__Brief__
The records that follow are to be repeated without alteration.

====== Data extract

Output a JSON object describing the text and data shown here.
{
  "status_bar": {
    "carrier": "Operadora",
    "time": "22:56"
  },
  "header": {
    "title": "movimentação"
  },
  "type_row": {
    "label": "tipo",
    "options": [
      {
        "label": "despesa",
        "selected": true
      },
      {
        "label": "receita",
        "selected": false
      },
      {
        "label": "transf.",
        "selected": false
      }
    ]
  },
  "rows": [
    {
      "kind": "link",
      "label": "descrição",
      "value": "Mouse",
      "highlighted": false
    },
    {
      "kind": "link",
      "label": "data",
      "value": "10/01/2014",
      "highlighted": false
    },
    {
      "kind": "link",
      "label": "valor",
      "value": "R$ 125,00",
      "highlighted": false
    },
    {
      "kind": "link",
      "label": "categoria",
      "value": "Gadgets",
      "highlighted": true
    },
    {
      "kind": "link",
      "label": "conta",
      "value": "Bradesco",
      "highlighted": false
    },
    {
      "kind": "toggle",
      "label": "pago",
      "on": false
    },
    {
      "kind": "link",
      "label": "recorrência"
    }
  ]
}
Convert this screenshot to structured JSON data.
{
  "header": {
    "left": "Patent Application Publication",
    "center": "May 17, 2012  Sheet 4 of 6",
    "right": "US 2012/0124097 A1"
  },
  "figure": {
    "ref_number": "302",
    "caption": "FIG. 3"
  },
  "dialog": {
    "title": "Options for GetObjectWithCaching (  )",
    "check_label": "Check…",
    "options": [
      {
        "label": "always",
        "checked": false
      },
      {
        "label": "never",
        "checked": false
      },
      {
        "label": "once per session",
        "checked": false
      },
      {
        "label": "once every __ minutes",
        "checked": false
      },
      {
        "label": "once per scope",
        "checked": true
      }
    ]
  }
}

============

__Response to the exercise__
Output a JSON object describing the text and data shown here.
{
  "status_bar": {
    "carrier": "Operadora",
    "time": "22:56"
  },
  "header": {
    "title": "movimentação"
  },
  "type_row": {
    "label": "tipo",
    "options": [
      {
        "label": "despesa",
        "selected": true
      },
      {
        "label": "receita",
        "selected": false
      },
      {
        "label": "transf.",
        "selected": false
      }
    ]
  },
  "rows": [
    {
      "kind": "link",
      "label": "descrição",
      "value": "Mouse",
      "highlighted": false
    },
    {
      "kind": "link",
      "label": "data",
      "value": "10/01/2014",
      "highlighted": false
    },
    {
      "kind": "link",
      "label": "valor",
      "value": "R$ 125,00",
      "highlighted": false
    },
    {
      "kind": "link",
      "label": "categoria",
      "value": "Gadgets",
      "highlighted": true
    },
    {
      "kind": "link",
      "label": "conta",
      "value": "Bradesco",
      "highlighted": false
    },
    {
      "kind": "toggle",
      "label": "pago",
      "on": false
    },
    {
      "kind": "link",
      "label": "recorrência"
    }
  ]
}
Convert this screenshot to structured JSON data.
{
  "header": {
    "left": "Patent Application Publication",
    "center": "May 17, 2012  Sheet 4 of 6",
    "right": "US 2012/0124097 A1"
  },
  "figure": {
    "ref_number": "302",
    "caption": "FIG. 3"
  },
  "dialog": {
    "title": "Options for GetObjectWithCaching (  )",
    "check_label": "Check…",
    "options": [
      {
        "label": "always",
        "checked": false
      },
      {
        "label": "never",
        "checked": false
      },
      {
        "label": "once per session",
        "checked": false
      },
      {
        "label": "once every __ minutes",
        "checked": false
      },
      {
        "label": "once per scope",
        "checked": true
      }
    ]
  }
}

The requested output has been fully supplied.